━━━ GIVEN ENTRIES ━━━

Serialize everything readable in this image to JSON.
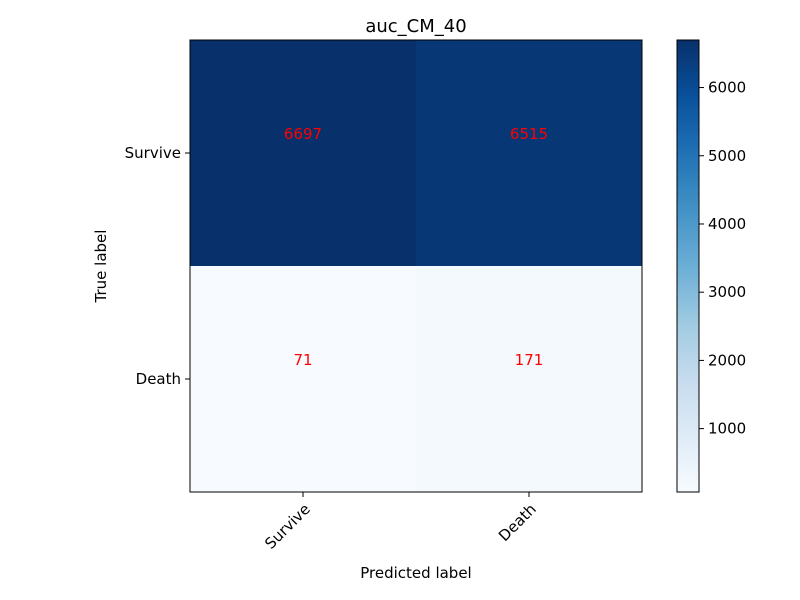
{
  "chart_data": {
    "type": "heatmap",
    "title": "auc_CM_40",
    "xlabel": "Predicted label",
    "ylabel": "True label",
    "x_categories": [
      "Survive",
      "Death"
    ],
    "y_categories": [
      "Survive",
      "Death"
    ],
    "values": [
      [
        6697,
        6515
      ],
      [
        71,
        171
      ]
    ],
    "colormap": "Blues",
    "colorbar": {
      "min": 71,
      "max": 6697,
      "ticks": [
        1000,
        2000,
        3000,
        4000,
        5000,
        6000
      ]
    },
    "cell_label_color": "#ff0000",
    "xtick_rotation_deg": 45
  }
}
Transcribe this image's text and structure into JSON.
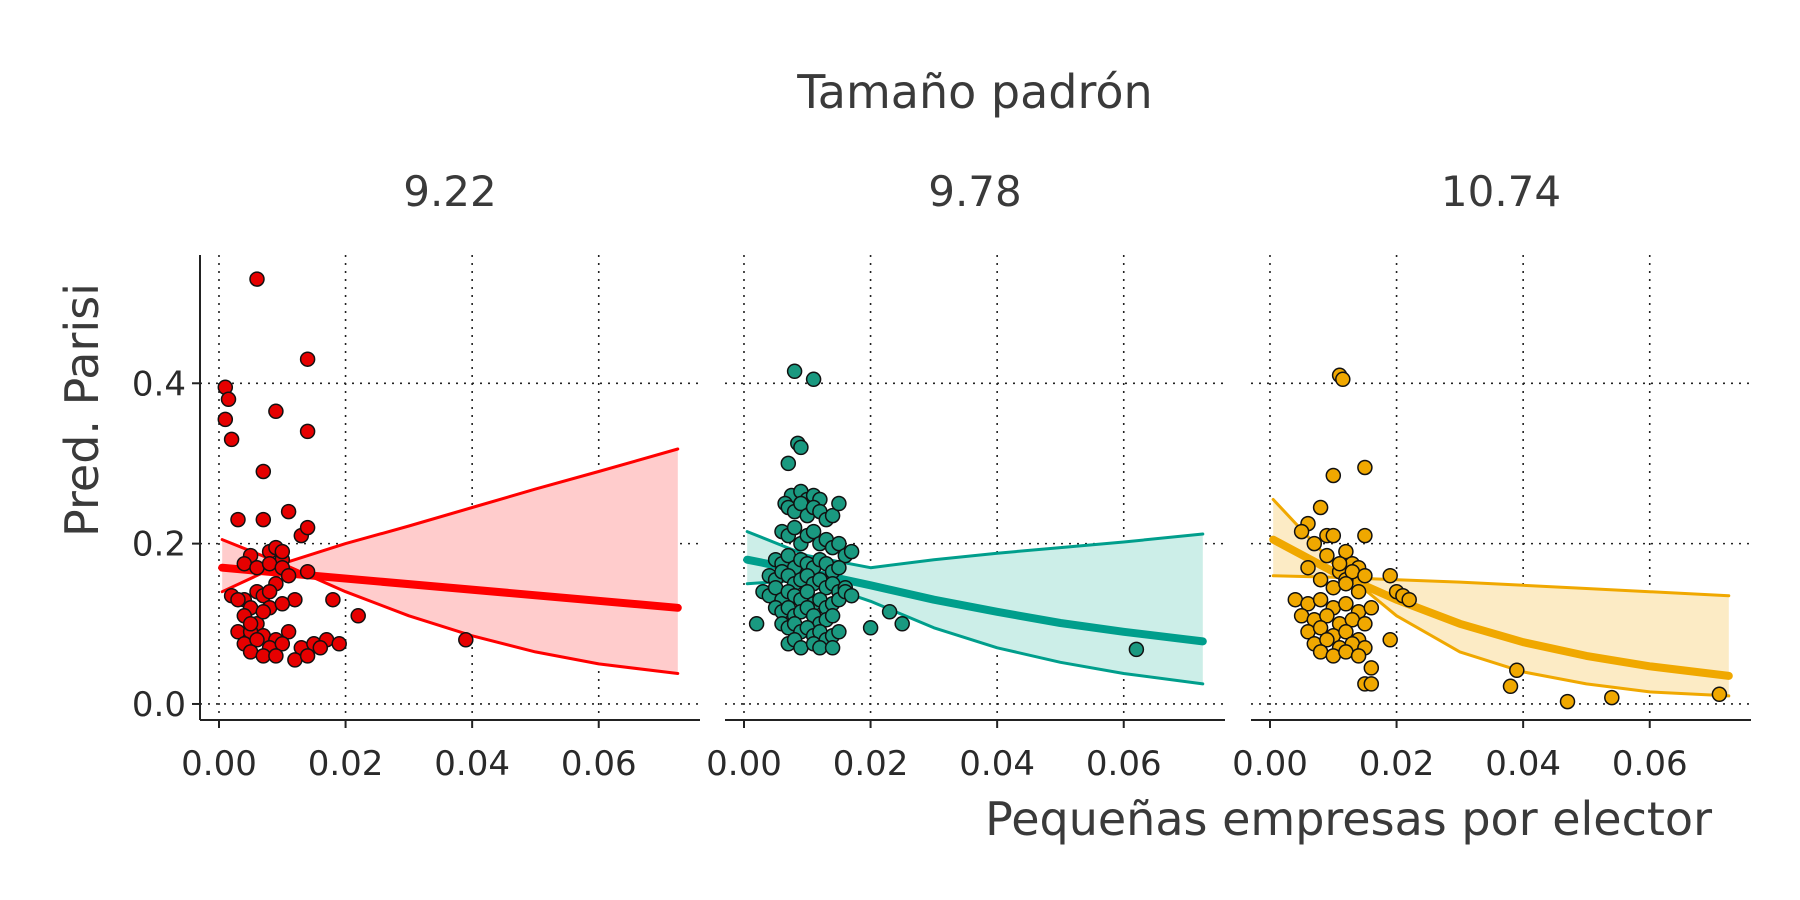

━━━

Set down the lines of the records above exactly, apart from the pictures.

EXERCISE OUTPUT
Serialize everything readable in this image to JSON.
{
  "chart_data": {
    "type": "heatmap",
    "title": "auc_CM_40",
    "xlabel": "Predicted label",
    "ylabel": "True label",
    "x_categories": [
      "Survive",
      "Death"
    ],
    "y_categories": [
      "Survive",
      "Death"
    ],
    "values": [
      [
        6697,
        6515
      ],
      [
        71,
        171
      ]
    ],
    "colormap": "Blues",
    "colorbar": {
      "min": 71,
      "max": 6697,
      "ticks": [
        1000,
        2000,
        3000,
        4000,
        5000,
        6000
      ]
    },
    "cell_label_color": "#ff0000",
    "xtick_rotation_deg": 45
  }
}
Transcribe this image's text and structure into JSON.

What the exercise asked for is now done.